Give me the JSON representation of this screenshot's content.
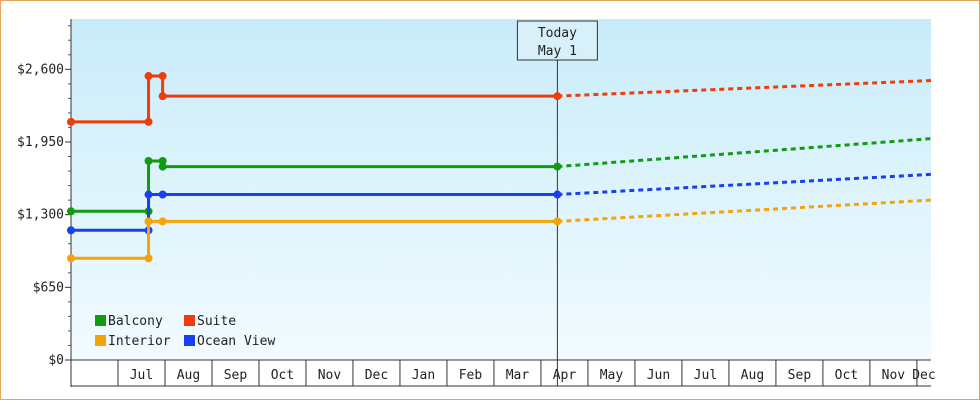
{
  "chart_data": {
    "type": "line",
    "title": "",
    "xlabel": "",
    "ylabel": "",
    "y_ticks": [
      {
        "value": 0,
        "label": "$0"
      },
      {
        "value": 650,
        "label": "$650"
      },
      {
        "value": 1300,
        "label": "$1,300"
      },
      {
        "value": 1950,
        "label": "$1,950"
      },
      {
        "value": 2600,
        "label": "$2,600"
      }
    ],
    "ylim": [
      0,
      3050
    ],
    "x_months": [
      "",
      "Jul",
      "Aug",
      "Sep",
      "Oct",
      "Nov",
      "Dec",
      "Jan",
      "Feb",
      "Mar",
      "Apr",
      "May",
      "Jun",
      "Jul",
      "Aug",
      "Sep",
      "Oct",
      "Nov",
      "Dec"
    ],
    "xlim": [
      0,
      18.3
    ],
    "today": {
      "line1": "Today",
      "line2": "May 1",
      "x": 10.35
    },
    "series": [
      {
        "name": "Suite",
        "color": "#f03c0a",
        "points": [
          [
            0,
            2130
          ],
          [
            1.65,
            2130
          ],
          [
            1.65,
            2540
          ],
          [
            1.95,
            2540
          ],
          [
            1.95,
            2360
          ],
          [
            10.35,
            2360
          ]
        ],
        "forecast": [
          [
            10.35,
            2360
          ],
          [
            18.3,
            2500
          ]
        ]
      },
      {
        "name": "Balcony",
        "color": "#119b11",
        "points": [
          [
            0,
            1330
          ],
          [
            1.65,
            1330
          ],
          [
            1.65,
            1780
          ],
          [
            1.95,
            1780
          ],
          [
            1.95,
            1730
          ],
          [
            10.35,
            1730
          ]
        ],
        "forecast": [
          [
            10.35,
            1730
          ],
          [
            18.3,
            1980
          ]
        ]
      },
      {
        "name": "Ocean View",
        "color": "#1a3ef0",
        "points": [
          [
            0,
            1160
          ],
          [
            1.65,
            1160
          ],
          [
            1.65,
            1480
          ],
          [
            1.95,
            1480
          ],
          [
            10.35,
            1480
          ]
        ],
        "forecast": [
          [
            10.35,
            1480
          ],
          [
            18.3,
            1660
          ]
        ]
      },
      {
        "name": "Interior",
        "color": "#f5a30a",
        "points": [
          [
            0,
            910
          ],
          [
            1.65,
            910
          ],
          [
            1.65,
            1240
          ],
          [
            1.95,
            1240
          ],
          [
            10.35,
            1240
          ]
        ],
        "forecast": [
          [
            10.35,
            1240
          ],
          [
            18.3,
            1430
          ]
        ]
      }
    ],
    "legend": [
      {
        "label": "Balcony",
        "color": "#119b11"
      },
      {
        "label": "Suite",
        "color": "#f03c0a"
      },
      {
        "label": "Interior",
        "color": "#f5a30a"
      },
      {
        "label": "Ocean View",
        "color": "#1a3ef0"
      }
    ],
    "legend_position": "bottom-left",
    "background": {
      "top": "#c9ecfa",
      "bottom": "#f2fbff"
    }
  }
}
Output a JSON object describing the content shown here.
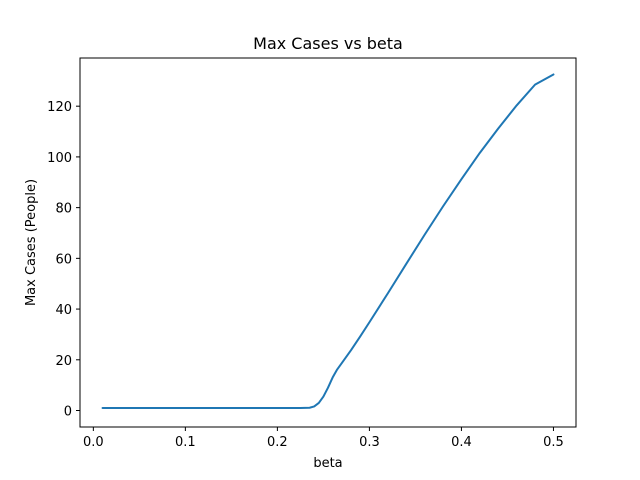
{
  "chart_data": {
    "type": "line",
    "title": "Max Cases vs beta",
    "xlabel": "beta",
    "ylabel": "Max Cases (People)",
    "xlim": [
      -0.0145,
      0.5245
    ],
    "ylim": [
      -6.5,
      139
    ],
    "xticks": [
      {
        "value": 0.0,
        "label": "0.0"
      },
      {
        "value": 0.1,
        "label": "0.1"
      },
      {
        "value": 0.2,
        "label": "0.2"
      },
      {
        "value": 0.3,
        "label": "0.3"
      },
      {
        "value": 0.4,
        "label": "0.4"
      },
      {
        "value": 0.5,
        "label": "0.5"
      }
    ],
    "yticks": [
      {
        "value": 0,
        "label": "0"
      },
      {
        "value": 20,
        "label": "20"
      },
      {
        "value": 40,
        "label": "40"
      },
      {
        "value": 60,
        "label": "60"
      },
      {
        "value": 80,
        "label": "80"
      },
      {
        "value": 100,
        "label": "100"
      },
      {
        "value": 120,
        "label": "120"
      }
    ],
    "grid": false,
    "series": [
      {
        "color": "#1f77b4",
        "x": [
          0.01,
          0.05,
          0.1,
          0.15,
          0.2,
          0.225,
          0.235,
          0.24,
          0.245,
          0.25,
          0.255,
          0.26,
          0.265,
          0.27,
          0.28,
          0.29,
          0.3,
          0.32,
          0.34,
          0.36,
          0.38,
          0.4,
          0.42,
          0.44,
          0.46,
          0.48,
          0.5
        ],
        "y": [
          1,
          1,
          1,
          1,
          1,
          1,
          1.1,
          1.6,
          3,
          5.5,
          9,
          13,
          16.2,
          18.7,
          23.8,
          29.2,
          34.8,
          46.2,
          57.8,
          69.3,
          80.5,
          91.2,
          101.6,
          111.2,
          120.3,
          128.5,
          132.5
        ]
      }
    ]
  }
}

...

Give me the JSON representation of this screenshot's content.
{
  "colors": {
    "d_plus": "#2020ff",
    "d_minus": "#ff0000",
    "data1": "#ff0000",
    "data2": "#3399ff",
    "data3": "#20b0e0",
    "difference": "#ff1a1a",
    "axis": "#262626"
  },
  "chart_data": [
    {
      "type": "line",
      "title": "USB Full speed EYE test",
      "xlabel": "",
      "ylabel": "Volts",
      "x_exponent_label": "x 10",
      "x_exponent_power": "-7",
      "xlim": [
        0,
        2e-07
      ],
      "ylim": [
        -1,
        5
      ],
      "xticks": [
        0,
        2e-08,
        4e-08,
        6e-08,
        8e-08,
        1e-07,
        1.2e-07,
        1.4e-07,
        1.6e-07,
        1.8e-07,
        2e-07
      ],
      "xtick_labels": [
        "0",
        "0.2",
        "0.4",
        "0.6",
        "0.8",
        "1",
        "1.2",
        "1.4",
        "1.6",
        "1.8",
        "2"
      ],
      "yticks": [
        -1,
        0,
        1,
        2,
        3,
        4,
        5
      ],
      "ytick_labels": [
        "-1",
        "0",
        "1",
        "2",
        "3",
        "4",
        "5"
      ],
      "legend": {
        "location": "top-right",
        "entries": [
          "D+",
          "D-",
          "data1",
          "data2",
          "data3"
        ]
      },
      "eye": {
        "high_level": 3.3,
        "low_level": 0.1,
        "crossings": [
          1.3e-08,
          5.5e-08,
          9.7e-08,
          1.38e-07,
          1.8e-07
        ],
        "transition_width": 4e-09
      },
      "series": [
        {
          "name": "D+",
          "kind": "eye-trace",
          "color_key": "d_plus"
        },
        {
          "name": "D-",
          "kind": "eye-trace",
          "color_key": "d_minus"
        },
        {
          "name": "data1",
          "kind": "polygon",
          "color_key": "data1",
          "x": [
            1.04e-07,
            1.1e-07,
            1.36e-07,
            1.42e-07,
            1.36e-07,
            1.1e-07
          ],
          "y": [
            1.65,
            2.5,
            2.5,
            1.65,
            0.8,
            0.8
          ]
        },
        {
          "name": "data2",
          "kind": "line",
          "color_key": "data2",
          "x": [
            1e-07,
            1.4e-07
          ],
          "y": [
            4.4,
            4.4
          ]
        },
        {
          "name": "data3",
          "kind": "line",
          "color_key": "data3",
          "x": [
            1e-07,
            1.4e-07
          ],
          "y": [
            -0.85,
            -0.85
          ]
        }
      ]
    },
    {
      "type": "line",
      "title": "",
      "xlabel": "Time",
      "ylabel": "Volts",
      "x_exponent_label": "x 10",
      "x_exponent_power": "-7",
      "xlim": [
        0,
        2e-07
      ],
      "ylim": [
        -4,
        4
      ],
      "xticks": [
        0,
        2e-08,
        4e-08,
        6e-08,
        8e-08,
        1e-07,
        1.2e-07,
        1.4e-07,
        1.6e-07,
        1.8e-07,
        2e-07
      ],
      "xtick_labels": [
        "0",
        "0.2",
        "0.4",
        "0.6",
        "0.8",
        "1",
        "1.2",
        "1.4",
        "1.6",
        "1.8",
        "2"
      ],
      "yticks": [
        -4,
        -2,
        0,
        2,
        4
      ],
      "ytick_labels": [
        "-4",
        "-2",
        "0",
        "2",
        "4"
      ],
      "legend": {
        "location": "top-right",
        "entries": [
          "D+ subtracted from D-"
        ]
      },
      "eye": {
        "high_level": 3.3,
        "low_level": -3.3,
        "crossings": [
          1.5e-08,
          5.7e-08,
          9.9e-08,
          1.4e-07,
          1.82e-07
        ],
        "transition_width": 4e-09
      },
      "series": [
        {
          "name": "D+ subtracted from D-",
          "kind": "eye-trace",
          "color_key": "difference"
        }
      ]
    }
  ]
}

> Work to be completed: Examine the entries and report how many of their lines contain the string "from", giving no more than the number.

> Result of this exercise: 2